Task statement: Pull out every line in the data that has the string "name" in it.

[Dataset items]
**********
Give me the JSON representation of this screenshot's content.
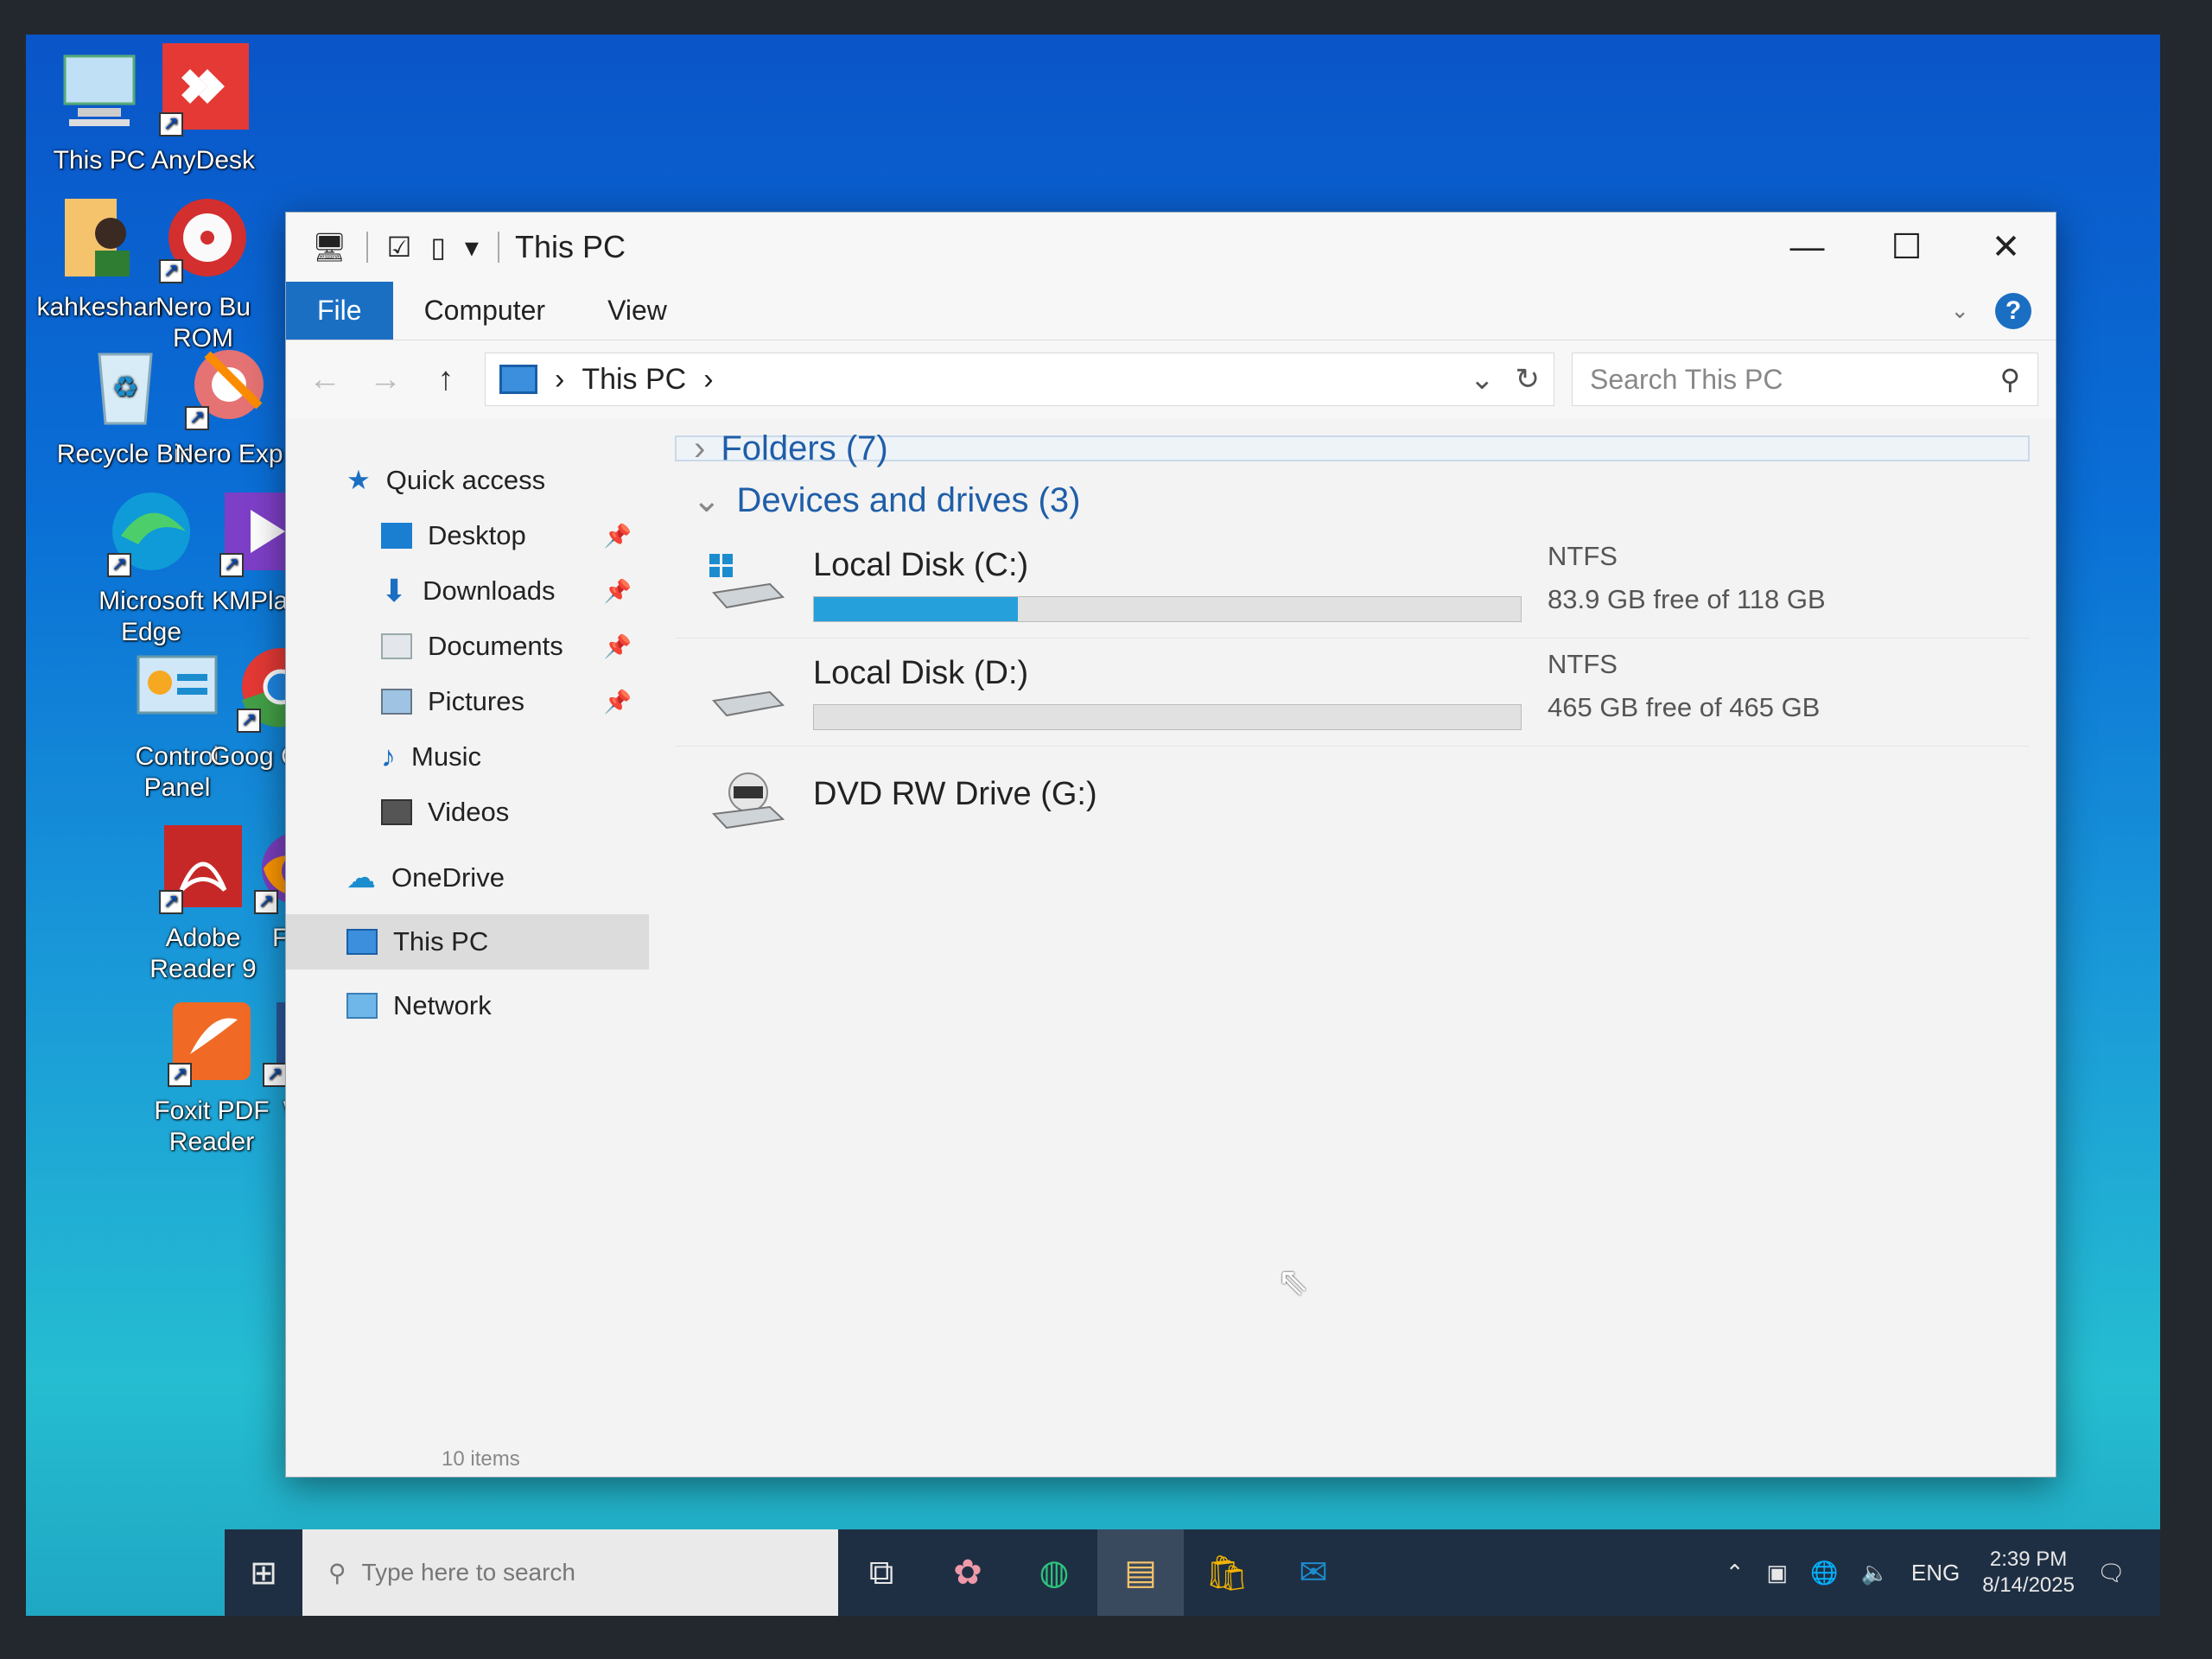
{
  "desktop": {
    "icons": [
      {
        "label": "This PC",
        "icon": "this-pc-icon"
      },
      {
        "label": "AnyDesk",
        "icon": "anydesk-icon"
      },
      {
        "label": "kahkeshan",
        "icon": "user-folder-icon"
      },
      {
        "label": "Nero Bu ROM",
        "icon": "nero-burning-rom-icon"
      },
      {
        "label": "Recycle Bin",
        "icon": "recycle-bin-icon"
      },
      {
        "label": "Nero Exp",
        "icon": "nero-express-icon"
      },
      {
        "label": "Microsoft Edge",
        "icon": "edge-icon"
      },
      {
        "label": "KMPlaye",
        "icon": "kmplayer-icon"
      },
      {
        "label": "Control Panel",
        "icon": "control-panel-icon"
      },
      {
        "label": "Goog Chron",
        "icon": "chrome-icon"
      },
      {
        "label": "Adobe Reader 9",
        "icon": "adobe-reader-icon"
      },
      {
        "label": "Firef",
        "icon": "firefox-icon"
      },
      {
        "label": "Foxit PDF Reader",
        "icon": "foxit-reader-icon"
      },
      {
        "label": "Wor",
        "icon": "word-icon"
      }
    ]
  },
  "window": {
    "title": "This PC",
    "ribbon_tabs": [
      "File",
      "Computer",
      "View"
    ],
    "address": {
      "location": "This PC"
    },
    "search": {
      "placeholder": "Search This PC"
    },
    "nav": {
      "quick_access": "Quick access",
      "items": [
        "Desktop",
        "Downloads",
        "Documents",
        "Pictures",
        "Music",
        "Videos"
      ],
      "onedrive": "OneDrive",
      "this_pc": "This PC",
      "network": "Network"
    },
    "groups": {
      "folders": "Folders (7)",
      "devices": "Devices and drives (3)"
    },
    "drives": [
      {
        "name": "Local Disk (C:)",
        "fs": "NTFS",
        "free_text": "83.9 GB free of 118 GB",
        "used_fraction": 0.289
      },
      {
        "name": "Local Disk (D:)",
        "fs": "NTFS",
        "free_text": "465 GB free of 465 GB",
        "used_fraction": 0.0
      },
      {
        "name": "DVD RW Drive (G:)",
        "fs": "",
        "free_text": ""
      }
    ],
    "status": "10 items"
  },
  "taskbar": {
    "search_placeholder": "Type here to search",
    "language": "ENG",
    "time": "2:39 PM",
    "date": "8/14/2025"
  },
  "colors": {
    "accent": "#1b6fc2",
    "drive_bar": "#26a0da"
  }
}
**********
Written answer:
        "name": "Local Disk (C:)",
        "name": "Local Disk (D:)",
        "name": "DVD RW Drive (G:)",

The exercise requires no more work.